#### Goal
Pictures do not belong in the copy. Write out exactly the lines from the one containing "Give me a plain-text" through the end of the data.

#### Record extracts
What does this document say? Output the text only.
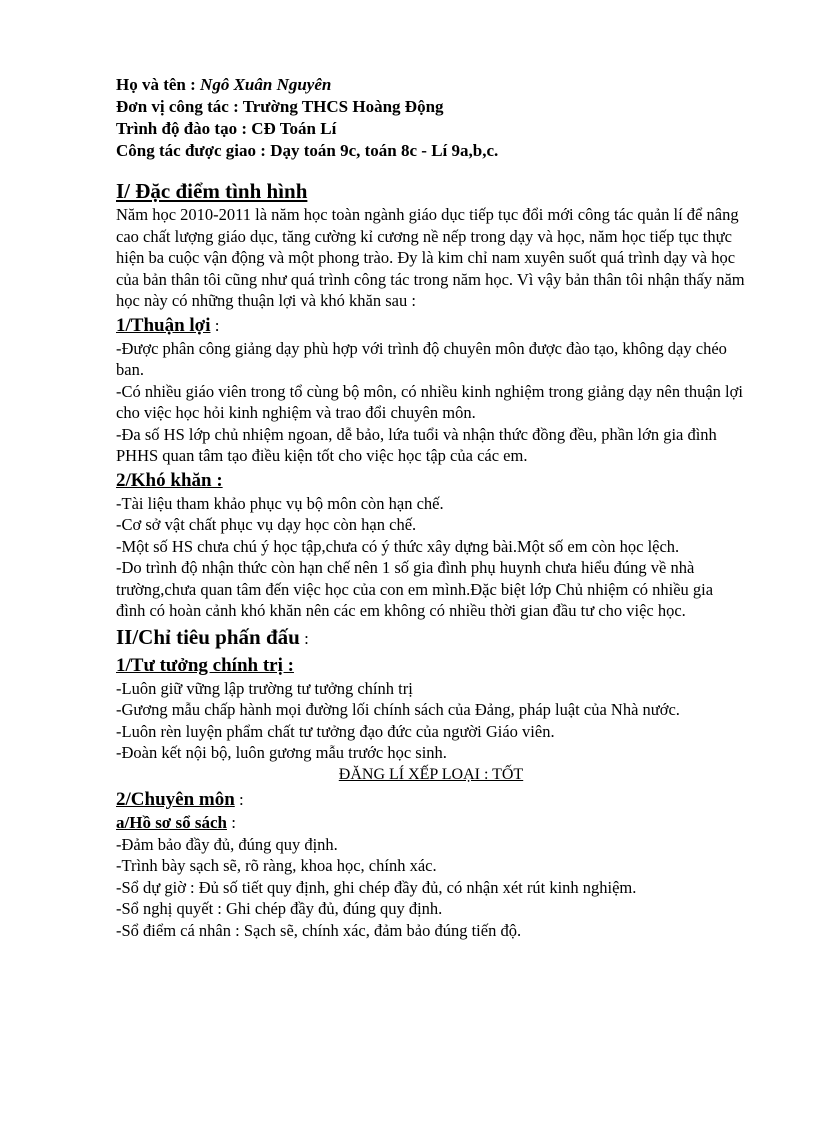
Họ và tên : Ngô Xuân Nguyên
Đơn vị công tác : Trường THCS Hoàng Động
Trình độ đào tạo : CĐ Toán Lí
Công tác được giao : Dạy toán 9c, toán 8c - Lí 9a,b,c.
I/ Đặc điểm tình hình
Năm học 2010-2011 là năm học toàn ngành giáo dục tiếp tục đổi mới công tác quản lí để nâng cao chất lượng giáo dục, tăng cường kỉ cương nề nếp trong dạy và học, năm học tiếp tục thực hiện ba cuộc vận động và một phong trào. Đy là kim chỉ nam xuyên suốt quá trình dạy và học của bản thân tôi cũng như quá trình công tác trong năm học. Vì vậy bản thân tôi nhận thấy năm học này có những thuận lợi và khó khăn sau :
1/Thuận lợi :
-Được phân công giảng dạy phù hợp với trình độ chuyên môn được đào tạo, không dạy chéo ban.
-Có nhiều giáo viên trong tổ cùng bộ môn, có nhiều kinh nghiệm trong giảng dạy nên thuận lợi cho việc học hỏi kinh nghiệm và trao đổi chuyên môn.
-Đa số HS lớp chủ nhiệm ngoan, dễ bảo, lứa tuổi và nhận thức đồng đều, phần lớn gia đình PHHS quan tâm tạo điều kiện tốt cho việc học tập của các em.
2/Khó khăn :
-Tài liệu tham khảo phục vụ bộ môn còn hạn chế.
-Cơ sở vật chất phục vụ dạy học còn hạn chế.
-Một số HS chưa chú ý học tập,chưa có ý thức xây dựng bài.Một số em còn học lệch.
-Do trình độ nhận thức còn hạn chế nên 1 số gia đình phụ huynh chưa hiểu đúng về nhà trường,chưa quan tâm đến việc học của con em mình.Đặc biệt lớp Chủ nhiệm có nhiều gia đình có hoàn cảnh khó khăn nên các em không có nhiều thời gian đầu tư cho việc học.
II/Chỉ tiêu phấn đấu :
1/Tư tưởng chính trị :
-Luôn giữ vững lập trường tư tưởng chính trị
-Gương mẫu chấp hành mọi đường lối chính sách của Đảng, pháp luật của Nhà nước.
-Luôn rèn luyện phẩm chất tư tưởng đạo đức của người Giáo viên.
-Đoàn kết nội bộ, luôn gương mẫu trước học sinh.
ĐĂNG LÍ XẾP LOẠI : TỐT
2/Chuyên môn :
a/Hồ sơ sổ sách :
-Đảm bảo đầy đủ, đúng quy định.
-Trình bày sạch sẽ, rõ ràng, khoa học, chính xác.
-Sổ dự giờ : Đủ số tiết quy định, ghi chép đầy đủ, có nhận xét rút kinh nghiệm.
-Sổ nghị quyết : Ghi chép đầy đủ, đúng quy định.
-Sổ điểm cá nhân : Sạch sẽ, chính xác, đảm bảo đúng tiến độ.
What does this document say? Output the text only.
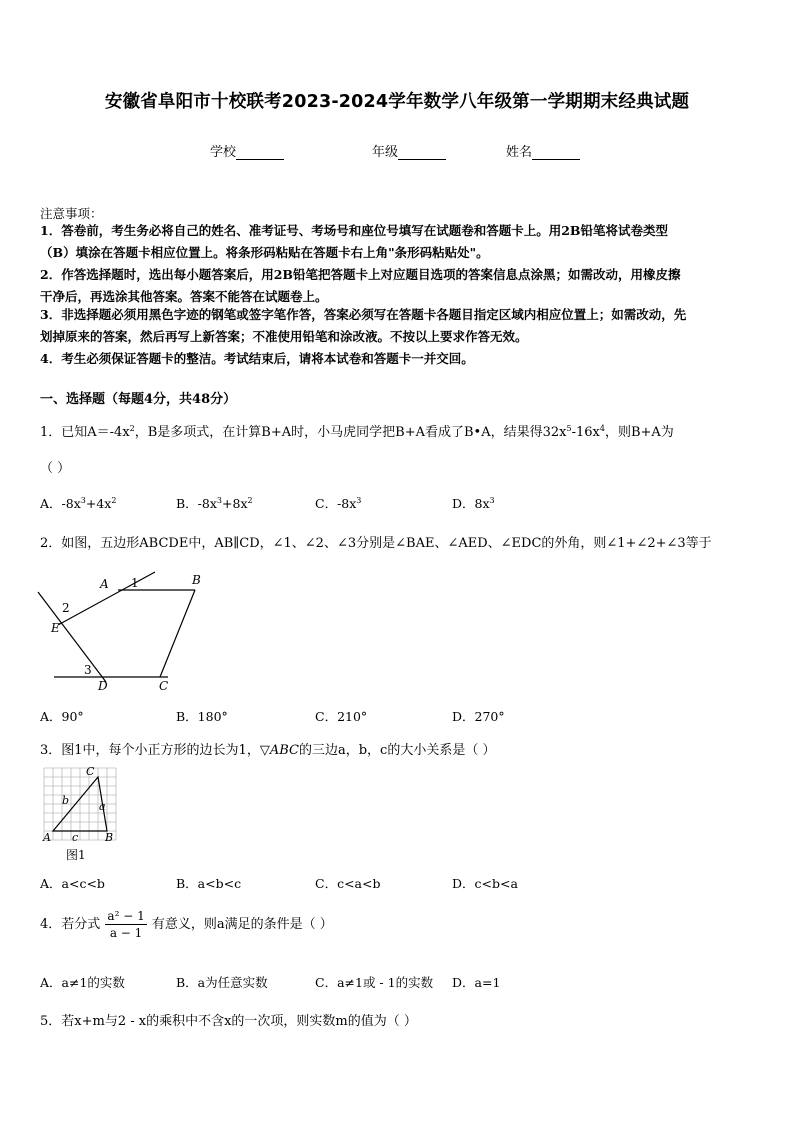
安徽省阜阳市十校联考2023-2024学年数学八年级第一学期期末经典试题
学校	年级	姓名
注意事项：
1．答卷前，考生务必将自己的姓名、准考证号、考场号和座位号填写在试题卷和答题卡上。用2B铅笔将试卷类型
（B）填涂在答题卡相应位置上。将条形码粘贴在答题卡右上角"条形码粘贴处"。
2．作答选择题时，选出每小题答案后，用2B铅笔把答题卡上对应题目选项的答案信息点涂黑；如需改动，用橡皮擦
干净后，再选涂其他答案。答案不能答在试题卷上。
3．非选择题必须用黑色字迹的钢笔或签字笔作答，答案必须写在答题卡各题目指定区域内相应位置上；如需改动，先
划掉原来的答案，然后再写上新答案；不准使用铅笔和涂改液。不按以上要求作答无效。
4．考生必须保证答题卡的整洁。考试结束后，请将本试卷和答题卡一并交回。
一、选择题（每题4分，共48分）
1．已知$A=-4x^2$，B是多项式，在计算B+A时，小马虎同学把B+A看成了B•A，结果得$32x^5-16x^4$，则B+A为
（ ）
A．$-8x^3+4x^2$	B．$-8x^3+8x^2$	C．$-8x^3$	D．$8x^3$
2．如图，五边形ABCDE中，AB∥CD，∠1、∠2、∠3分别是∠BAE、∠AED、∠EDC的外角，则∠1+∠2+∠3等于
A 1	B
2
E
3
D	C
A．90°	B．180°	C．210°	D．270°
3．图1中，每个小正方形的边长为1，▽ABC的三边a，b，c的大小关系是（ ）
C
b	a
A c B
图1
A．a<c<b	B．a<b<c	C．c<a<b	D．c<b<a
4．若分式 $\frac{\text{a² − 1}}{a - 1}$ 有意义，则a满足的条件是（ ）
A．a≠1的实数	B．a为任意实数	C．a≠1或 - 1的实数 D．a=1
5．若x+m与2 - x的乘积中不含x的一次项，则实数m的值为（ ）
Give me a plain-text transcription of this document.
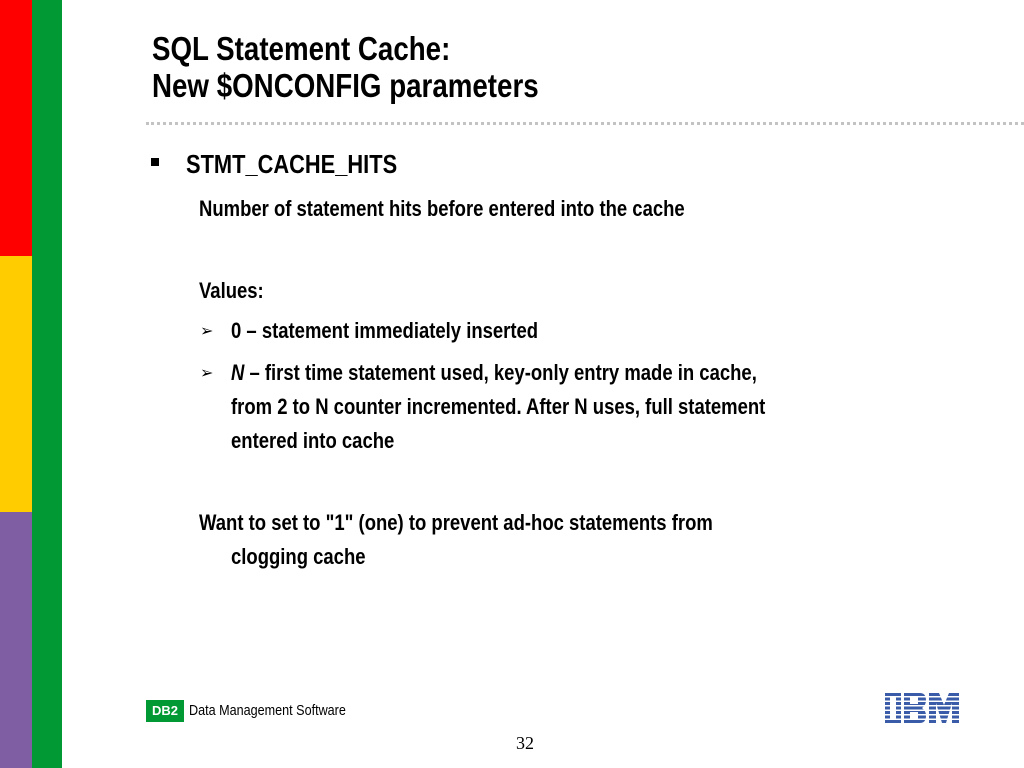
SQL Statement Cache:
New $ONCONFIG parameters
STMT_CACHE_HITS
Number of statement hits before entered into the cache
Values:
➢ 0 – statement immediately inserted
➢ N – first time statement used, key-only entry made in cache,
from 2 to N counter incremented. After N uses, full statement
entered into cache
Want to set to "1" (one) to prevent ad-hoc statements from
clogging cache
DB2 Data Management Software
32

#### Written response
Give me a plain-text transcription of this document.
SQL Statement Cache:
New $ONCONFIG parameters
STMT_CACHE_HITS
Number of statement hits before entered into the cache
Values:
➢ 0 – statement immediately inserted
➢ N – first time statement used, key-only entry made in cache,
from 2 to N counter incremented. After N uses, full statement
entered into cache
Want to set to "1" (one) to prevent ad-hoc statements from
clogging cache
DB2 Data Management Software
32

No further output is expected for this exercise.